## START

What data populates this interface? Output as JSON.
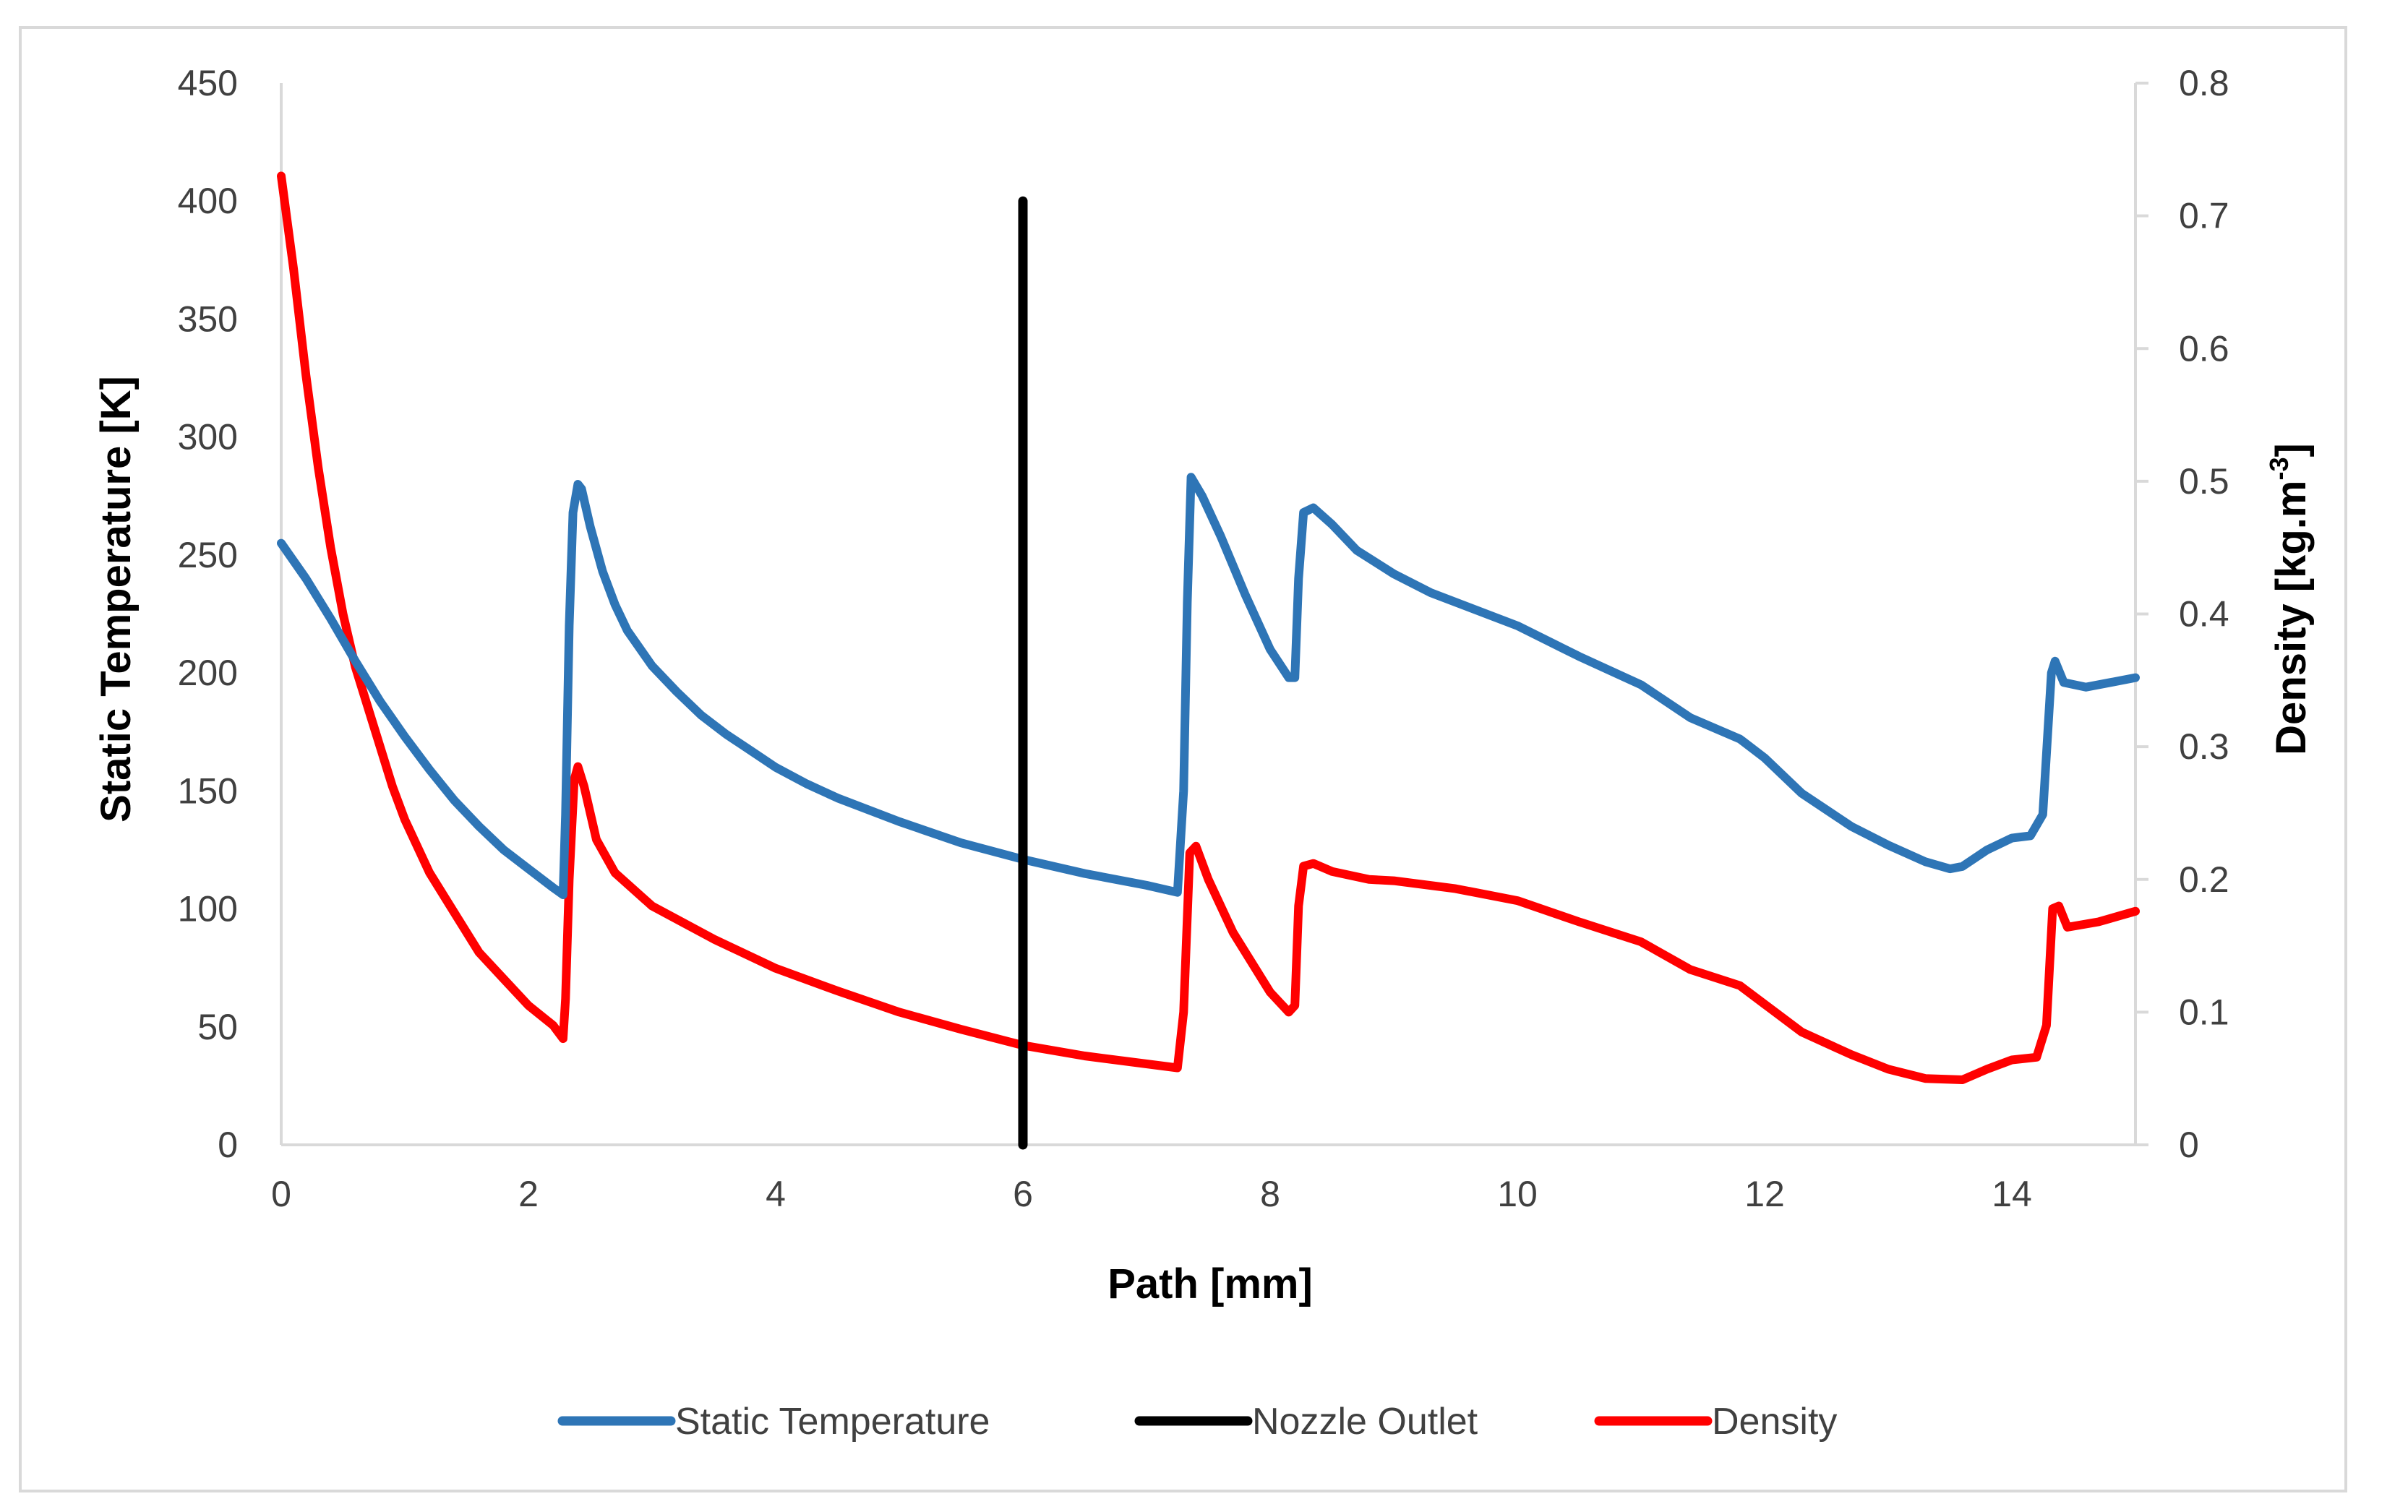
{
  "chart_data": {
    "type": "line",
    "title": "",
    "xlabel": "Path [mm]",
    "ylabel_left": "Static Temperature [K]",
    "ylabel_right": {
      "base": "Density [kg.m",
      "sup": "-3",
      "close": "]"
    },
    "xlim": [
      0,
      15
    ],
    "ylim_left": [
      0,
      450
    ],
    "ylim_right": [
      0,
      0.8
    ],
    "x_ticks": [
      0,
      2,
      4,
      6,
      8,
      10,
      12,
      14
    ],
    "y_left_ticks": [
      0,
      50,
      100,
      150,
      200,
      250,
      300,
      350,
      400,
      450
    ],
    "y_right_ticks": [
      "0",
      "0.1",
      "0.2",
      "0.3",
      "0.4",
      "0.5",
      "0.6",
      "0.7",
      "0.8"
    ],
    "grid": false,
    "legend_position": "bottom",
    "series": [
      {
        "name": "Static Temperature",
        "axis": "left",
        "color": "#2E75B6",
        "points": [
          [
            0,
            255
          ],
          [
            0.2,
            240
          ],
          [
            0.4,
            223
          ],
          [
            0.6,
            205
          ],
          [
            0.8,
            188
          ],
          [
            1,
            173
          ],
          [
            1.2,
            159
          ],
          [
            1.4,
            146
          ],
          [
            1.6,
            135
          ],
          [
            1.8,
            125
          ],
          [
            2,
            117
          ],
          [
            2.2,
            109
          ],
          [
            2.28,
            106
          ],
          [
            2.3,
            140
          ],
          [
            2.33,
            220
          ],
          [
            2.36,
            268
          ],
          [
            2.4,
            280
          ],
          [
            2.43,
            278
          ],
          [
            2.5,
            262
          ],
          [
            2.6,
            243
          ],
          [
            2.7,
            229
          ],
          [
            2.8,
            218
          ],
          [
            3,
            203
          ],
          [
            3.2,
            192
          ],
          [
            3.4,
            182
          ],
          [
            3.6,
            174
          ],
          [
            3.8,
            167
          ],
          [
            4,
            160
          ],
          [
            4.25,
            153
          ],
          [
            4.5,
            147
          ],
          [
            5,
            137
          ],
          [
            5.5,
            128
          ],
          [
            6,
            121
          ],
          [
            6.5,
            115
          ],
          [
            7,
            110
          ],
          [
            7.25,
            107
          ],
          [
            7.3,
            150
          ],
          [
            7.33,
            230
          ],
          [
            7.36,
            283
          ],
          [
            7.45,
            275
          ],
          [
            7.6,
            258
          ],
          [
            7.8,
            233
          ],
          [
            8,
            210
          ],
          [
            8.15,
            198
          ],
          [
            8.2,
            198
          ],
          [
            8.23,
            240
          ],
          [
            8.27,
            268
          ],
          [
            8.35,
            270
          ],
          [
            8.5,
            263
          ],
          [
            8.7,
            252
          ],
          [
            9,
            242
          ],
          [
            9.3,
            234
          ],
          [
            9.6,
            228
          ],
          [
            10,
            220
          ],
          [
            10.5,
            207
          ],
          [
            11,
            195
          ],
          [
            11.4,
            181
          ],
          [
            11.8,
            172
          ],
          [
            12,
            164
          ],
          [
            12.3,
            149
          ],
          [
            12.7,
            135
          ],
          [
            13,
            127
          ],
          [
            13.3,
            120
          ],
          [
            13.5,
            117
          ],
          [
            13.6,
            118
          ],
          [
            13.8,
            125
          ],
          [
            14,
            130
          ],
          [
            14.15,
            131
          ],
          [
            14.25,
            140
          ],
          [
            14.32,
            200
          ],
          [
            14.35,
            205
          ],
          [
            14.42,
            196
          ],
          [
            14.6,
            194
          ],
          [
            14.8,
            196
          ],
          [
            15,
            198
          ]
        ]
      },
      {
        "name": "Nozzle Outlet",
        "axis": "left",
        "color": "#000000",
        "points": [
          [
            6,
            0
          ],
          [
            6,
            400
          ]
        ]
      },
      {
        "name": "Density",
        "axis": "right",
        "color": "#FF0000",
        "points": [
          [
            0,
            0.73
          ],
          [
            0.1,
            0.66
          ],
          [
            0.2,
            0.58
          ],
          [
            0.3,
            0.51
          ],
          [
            0.4,
            0.45
          ],
          [
            0.5,
            0.4
          ],
          [
            0.6,
            0.36
          ],
          [
            0.7,
            0.33
          ],
          [
            0.8,
            0.3
          ],
          [
            0.9,
            0.27
          ],
          [
            1,
            0.245
          ],
          [
            1.2,
            0.205
          ],
          [
            1.4,
            0.175
          ],
          [
            1.6,
            0.145
          ],
          [
            1.8,
            0.125
          ],
          [
            2,
            0.105
          ],
          [
            2.2,
            0.09
          ],
          [
            2.28,
            0.08
          ],
          [
            2.3,
            0.11
          ],
          [
            2.33,
            0.2
          ],
          [
            2.37,
            0.275
          ],
          [
            2.4,
            0.285
          ],
          [
            2.45,
            0.27
          ],
          [
            2.55,
            0.23
          ],
          [
            2.7,
            0.205
          ],
          [
            3,
            0.18
          ],
          [
            3.5,
            0.155
          ],
          [
            4,
            0.133
          ],
          [
            4.5,
            0.116
          ],
          [
            5,
            0.1
          ],
          [
            5.5,
            0.087
          ],
          [
            6,
            0.075
          ],
          [
            6.5,
            0.067
          ],
          [
            7,
            0.061
          ],
          [
            7.25,
            0.058
          ],
          [
            7.3,
            0.1
          ],
          [
            7.35,
            0.22
          ],
          [
            7.4,
            0.225
          ],
          [
            7.5,
            0.2
          ],
          [
            7.7,
            0.16
          ],
          [
            8,
            0.115
          ],
          [
            8.15,
            0.1
          ],
          [
            8.2,
            0.105
          ],
          [
            8.23,
            0.18
          ],
          [
            8.27,
            0.21
          ],
          [
            8.35,
            0.212
          ],
          [
            8.5,
            0.206
          ],
          [
            8.8,
            0.2
          ],
          [
            9,
            0.199
          ],
          [
            9.5,
            0.193
          ],
          [
            10,
            0.184
          ],
          [
            10.5,
            0.168
          ],
          [
            11,
            0.153
          ],
          [
            11.4,
            0.132
          ],
          [
            11.8,
            0.12
          ],
          [
            12,
            0.106
          ],
          [
            12.3,
            0.085
          ],
          [
            12.7,
            0.068
          ],
          [
            13,
            0.057
          ],
          [
            13.3,
            0.05
          ],
          [
            13.6,
            0.049
          ],
          [
            13.8,
            0.057
          ],
          [
            14,
            0.064
          ],
          [
            14.2,
            0.066
          ],
          [
            14.28,
            0.09
          ],
          [
            14.33,
            0.178
          ],
          [
            14.38,
            0.18
          ],
          [
            14.45,
            0.164
          ],
          [
            14.7,
            0.168
          ],
          [
            15,
            0.176
          ]
        ]
      }
    ]
  }
}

## END

**THE EXERCISE**
Copy all the lines of data exactly as they appear, dropping any images.

**ANSWER TO THE EXERCISE**
What data populates this interface? Output as JSON.
{
  "chart_data": {
    "type": "line",
    "title": "",
    "xlabel": "Path [mm]",
    "ylabel_left": "Static Temperature [K]",
    "ylabel_right": {
      "base": "Density [kg.m",
      "sup": "-3",
      "close": "]"
    },
    "xlim": [
      0,
      15
    ],
    "ylim_left": [
      0,
      450
    ],
    "ylim_right": [
      0,
      0.8
    ],
    "x_ticks": [
      0,
      2,
      4,
      6,
      8,
      10,
      12,
      14
    ],
    "y_left_ticks": [
      0,
      50,
      100,
      150,
      200,
      250,
      300,
      350,
      400,
      450
    ],
    "y_right_ticks": [
      "0",
      "0.1",
      "0.2",
      "0.3",
      "0.4",
      "0.5",
      "0.6",
      "0.7",
      "0.8"
    ],
    "grid": false,
    "legend_position": "bottom",
    "series": [
      {
        "name": "Static Temperature",
        "axis": "left",
        "color": "#2E75B6",
        "points": [
          [
            0,
            255
          ],
          [
            0.2,
            240
          ],
          [
            0.4,
            223
          ],
          [
            0.6,
            205
          ],
          [
            0.8,
            188
          ],
          [
            1,
            173
          ],
          [
            1.2,
            159
          ],
          [
            1.4,
            146
          ],
          [
            1.6,
            135
          ],
          [
            1.8,
            125
          ],
          [
            2,
            117
          ],
          [
            2.2,
            109
          ],
          [
            2.28,
            106
          ],
          [
            2.3,
            140
          ],
          [
            2.33,
            220
          ],
          [
            2.36,
            268
          ],
          [
            2.4,
            280
          ],
          [
            2.43,
            278
          ],
          [
            2.5,
            262
          ],
          [
            2.6,
            243
          ],
          [
            2.7,
            229
          ],
          [
            2.8,
            218
          ],
          [
            3,
            203
          ],
          [
            3.2,
            192
          ],
          [
            3.4,
            182
          ],
          [
            3.6,
            174
          ],
          [
            3.8,
            167
          ],
          [
            4,
            160
          ],
          [
            4.25,
            153
          ],
          [
            4.5,
            147
          ],
          [
            5,
            137
          ],
          [
            5.5,
            128
          ],
          [
            6,
            121
          ],
          [
            6.5,
            115
          ],
          [
            7,
            110
          ],
          [
            7.25,
            107
          ],
          [
            7.3,
            150
          ],
          [
            7.33,
            230
          ],
          [
            7.36,
            283
          ],
          [
            7.45,
            275
          ],
          [
            7.6,
            258
          ],
          [
            7.8,
            233
          ],
          [
            8,
            210
          ],
          [
            8.15,
            198
          ],
          [
            8.2,
            198
          ],
          [
            8.23,
            240
          ],
          [
            8.27,
            268
          ],
          [
            8.35,
            270
          ],
          [
            8.5,
            263
          ],
          [
            8.7,
            252
          ],
          [
            9,
            242
          ],
          [
            9.3,
            234
          ],
          [
            9.6,
            228
          ],
          [
            10,
            220
          ],
          [
            10.5,
            207
          ],
          [
            11,
            195
          ],
          [
            11.4,
            181
          ],
          [
            11.8,
            172
          ],
          [
            12,
            164
          ],
          [
            12.3,
            149
          ],
          [
            12.7,
            135
          ],
          [
            13,
            127
          ],
          [
            13.3,
            120
          ],
          [
            13.5,
            117
          ],
          [
            13.6,
            118
          ],
          [
            13.8,
            125
          ],
          [
            14,
            130
          ],
          [
            14.15,
            131
          ],
          [
            14.25,
            140
          ],
          [
            14.32,
            200
          ],
          [
            14.35,
            205
          ],
          [
            14.42,
            196
          ],
          [
            14.6,
            194
          ],
          [
            14.8,
            196
          ],
          [
            15,
            198
          ]
        ]
      },
      {
        "name": "Nozzle Outlet",
        "axis": "left",
        "color": "#000000",
        "points": [
          [
            6,
            0
          ],
          [
            6,
            400
          ]
        ]
      },
      {
        "name": "Density",
        "axis": "right",
        "color": "#FF0000",
        "points": [
          [
            0,
            0.73
          ],
          [
            0.1,
            0.66
          ],
          [
            0.2,
            0.58
          ],
          [
            0.3,
            0.51
          ],
          [
            0.4,
            0.45
          ],
          [
            0.5,
            0.4
          ],
          [
            0.6,
            0.36
          ],
          [
            0.7,
            0.33
          ],
          [
            0.8,
            0.3
          ],
          [
            0.9,
            0.27
          ],
          [
            1,
            0.245
          ],
          [
            1.2,
            0.205
          ],
          [
            1.4,
            0.175
          ],
          [
            1.6,
            0.145
          ],
          [
            1.8,
            0.125
          ],
          [
            2,
            0.105
          ],
          [
            2.2,
            0.09
          ],
          [
            2.28,
            0.08
          ],
          [
            2.3,
            0.11
          ],
          [
            2.33,
            0.2
          ],
          [
            2.37,
            0.275
          ],
          [
            2.4,
            0.285
          ],
          [
            2.45,
            0.27
          ],
          [
            2.55,
            0.23
          ],
          [
            2.7,
            0.205
          ],
          [
            3,
            0.18
          ],
          [
            3.5,
            0.155
          ],
          [
            4,
            0.133
          ],
          [
            4.5,
            0.116
          ],
          [
            5,
            0.1
          ],
          [
            5.5,
            0.087
          ],
          [
            6,
            0.075
          ],
          [
            6.5,
            0.067
          ],
          [
            7,
            0.061
          ],
          [
            7.25,
            0.058
          ],
          [
            7.3,
            0.1
          ],
          [
            7.35,
            0.22
          ],
          [
            7.4,
            0.225
          ],
          [
            7.5,
            0.2
          ],
          [
            7.7,
            0.16
          ],
          [
            8,
            0.115
          ],
          [
            8.15,
            0.1
          ],
          [
            8.2,
            0.105
          ],
          [
            8.23,
            0.18
          ],
          [
            8.27,
            0.21
          ],
          [
            8.35,
            0.212
          ],
          [
            8.5,
            0.206
          ],
          [
            8.8,
            0.2
          ],
          [
            9,
            0.199
          ],
          [
            9.5,
            0.193
          ],
          [
            10,
            0.184
          ],
          [
            10.5,
            0.168
          ],
          [
            11,
            0.153
          ],
          [
            11.4,
            0.132
          ],
          [
            11.8,
            0.12
          ],
          [
            12,
            0.106
          ],
          [
            12.3,
            0.085
          ],
          [
            12.7,
            0.068
          ],
          [
            13,
            0.057
          ],
          [
            13.3,
            0.05
          ],
          [
            13.6,
            0.049
          ],
          [
            13.8,
            0.057
          ],
          [
            14,
            0.064
          ],
          [
            14.2,
            0.066
          ],
          [
            14.28,
            0.09
          ],
          [
            14.33,
            0.178
          ],
          [
            14.38,
            0.18
          ],
          [
            14.45,
            0.164
          ],
          [
            14.7,
            0.168
          ],
          [
            15,
            0.176
          ]
        ]
      }
    ]
  }
}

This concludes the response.